• **RECORD EXCERPTS**

-- begin --

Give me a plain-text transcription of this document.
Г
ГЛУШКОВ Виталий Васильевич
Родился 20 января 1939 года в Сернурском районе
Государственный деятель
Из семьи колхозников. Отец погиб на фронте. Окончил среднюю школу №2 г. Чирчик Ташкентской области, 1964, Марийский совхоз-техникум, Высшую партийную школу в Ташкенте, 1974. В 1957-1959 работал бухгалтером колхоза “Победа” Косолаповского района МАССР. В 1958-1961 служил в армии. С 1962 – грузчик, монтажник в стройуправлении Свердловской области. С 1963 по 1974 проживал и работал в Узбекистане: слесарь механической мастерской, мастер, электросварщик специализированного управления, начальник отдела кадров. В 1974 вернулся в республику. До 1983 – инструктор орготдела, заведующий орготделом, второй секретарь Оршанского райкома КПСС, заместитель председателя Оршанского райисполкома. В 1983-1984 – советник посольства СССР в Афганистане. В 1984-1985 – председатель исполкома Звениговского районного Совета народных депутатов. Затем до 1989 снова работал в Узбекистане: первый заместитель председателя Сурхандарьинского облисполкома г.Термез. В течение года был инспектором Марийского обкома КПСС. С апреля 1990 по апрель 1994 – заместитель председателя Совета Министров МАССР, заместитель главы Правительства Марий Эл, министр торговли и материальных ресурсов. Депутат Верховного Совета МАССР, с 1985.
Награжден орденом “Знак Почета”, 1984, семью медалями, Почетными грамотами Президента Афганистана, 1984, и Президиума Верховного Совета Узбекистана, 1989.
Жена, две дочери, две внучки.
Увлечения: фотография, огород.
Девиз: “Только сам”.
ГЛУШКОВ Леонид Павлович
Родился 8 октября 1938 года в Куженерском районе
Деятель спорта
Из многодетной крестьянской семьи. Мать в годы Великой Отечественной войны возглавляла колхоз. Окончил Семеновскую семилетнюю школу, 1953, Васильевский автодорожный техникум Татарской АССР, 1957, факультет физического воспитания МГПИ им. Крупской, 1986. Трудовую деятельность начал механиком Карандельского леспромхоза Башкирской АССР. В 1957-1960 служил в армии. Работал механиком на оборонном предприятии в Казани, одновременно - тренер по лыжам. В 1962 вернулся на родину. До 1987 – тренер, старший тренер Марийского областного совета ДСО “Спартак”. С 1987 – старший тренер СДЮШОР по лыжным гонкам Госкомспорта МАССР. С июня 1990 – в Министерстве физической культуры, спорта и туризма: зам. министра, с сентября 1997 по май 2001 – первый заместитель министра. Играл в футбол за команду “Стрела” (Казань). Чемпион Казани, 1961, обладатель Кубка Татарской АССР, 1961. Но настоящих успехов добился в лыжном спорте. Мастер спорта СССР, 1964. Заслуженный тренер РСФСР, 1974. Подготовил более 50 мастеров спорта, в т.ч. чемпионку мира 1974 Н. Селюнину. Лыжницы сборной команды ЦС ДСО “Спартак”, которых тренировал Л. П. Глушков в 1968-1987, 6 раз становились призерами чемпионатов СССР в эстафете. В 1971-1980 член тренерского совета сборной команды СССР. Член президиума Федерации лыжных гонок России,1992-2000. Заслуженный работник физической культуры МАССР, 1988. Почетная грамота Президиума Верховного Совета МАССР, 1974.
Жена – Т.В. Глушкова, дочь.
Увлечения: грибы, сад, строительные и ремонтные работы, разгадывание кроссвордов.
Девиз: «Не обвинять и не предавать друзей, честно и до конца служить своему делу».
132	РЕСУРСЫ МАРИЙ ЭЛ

-- end --

• **WORK INSTRUCTIONS**
Each line must be given again exactly as written above.

• **CORRECT OUTPUT**
Give me a plain-text transcription of this document.
Г
ГЛУШКОВ Виталий Васильевич
Родился 20 января 1939 года в Сернурском районе
Государственный деятель
Из семьи колхозников. Отец погиб на фронте. Окончил среднюю школу №2 г. Чирчик Ташкентской области, 1964, Марийский совхоз-техникум, Высшую партийную школу в Ташкенте, 1974. В 1957-1959 работал бухгалтером колхоза “Победа” Косолаповского района МАССР. В 1958-1961 служил в армии. С 1962 – грузчик, монтажник в стройуправлении Свердловской области. С 1963 по 1974 проживал и работал в Узбекистане: слесарь механической мастерской, мастер, электросварщик специализированного управления, начальник отдела кадров. В 1974 вернулся в республику. До 1983 – инструктор орготдела, заведующий орготделом, второй секретарь Оршанского райкома КПСС, заместитель председателя Оршанского райисполкома. В 1983-1984 – советник посольства СССР в Афганистане. В 1984-1985 – председатель исполкома Звениговского районного Совета народных депутатов. Затем до 1989 снова работал в Узбекистане: первый заместитель председателя Сурхандарьинского облисполкома г.Термез. В течение года был инспектором Марийского обкома КПСС. С апреля 1990 по апрель 1994 – заместитель председателя Совета Министров МАССР, заместитель главы Правительства Марий Эл, министр торговли и материальных ресурсов. Депутат Верховного Совета МАССР, с 1985.
Награжден орденом “Знак Почета”, 1984, семью медалями, Почетными грамотами Президента Афганистана, 1984, и Президиума Верховного Совета Узбекистана, 1989.
Жена, две дочери, две внучки.
Увлечения: фотография, огород.
Девиз: “Только сам”.
ГЛУШКОВ Леонид Павлович
Родился 8 октября 1938 года в Куженерском районе
Деятель спорта
Из многодетной крестьянской семьи. Мать в годы Великой Отечественной войны возглавляла колхоз. Окончил Семеновскую семилетнюю школу, 1953, Васильевский автодорожный техникум Татарской АССР, 1957, факультет физического воспитания МГПИ им. Крупской, 1986. Трудовую деятельность начал механиком Карандельского леспромхоза Башкирской АССР. В 1957-1960 служил в армии. Работал механиком на оборонном предприятии в Казани, одновременно - тренер по лыжам. В 1962 вернулся на родину. До 1987 – тренер, старший тренер Марийского областного совета ДСО “Спартак”. С 1987 – старший тренер СДЮШОР по лыжным гонкам Госкомспорта МАССР. С июня 1990 – в Министерстве физической культуры, спорта и туризма: зам. министра, с сентября 1997 по май 2001 – первый заместитель министра. Играл в футбол за команду “Стрела” (Казань). Чемпион Казани, 1961, обладатель Кубка Татарской АССР, 1961. Но настоящих успехов добился в лыжном спорте. Мастер спорта СССР, 1964. Заслуженный тренер РСФСР, 1974. Подготовил более 50 мастеров спорта, в т.ч. чемпионку мира 1974 Н. Селюнину. Лыжницы сборной команды ЦС ДСО “Спартак”, которых тренировал Л. П. Глушков в 1968-1987, 6 раз становились призерами чемпионатов СССР в эстафете. В 1971-1980 член тренерского совета сборной команды СССР. Член президиума Федерации лыжных гонок России,1992-2000. Заслуженный работник физической культуры МАССР, 1988. Почетная грамота Президиума Верховного Совета МАССР, 1974.
Жена – Т.В. Глушкова, дочь.
Увлечения: грибы, сад, строительные и ремонтные работы, разгадывание кроссвордов.
Девиз: «Не обвинять и не предавать друзей, честно и до конца служить своему делу».
132	РЕСУРСЫ МАРИЙ ЭЛ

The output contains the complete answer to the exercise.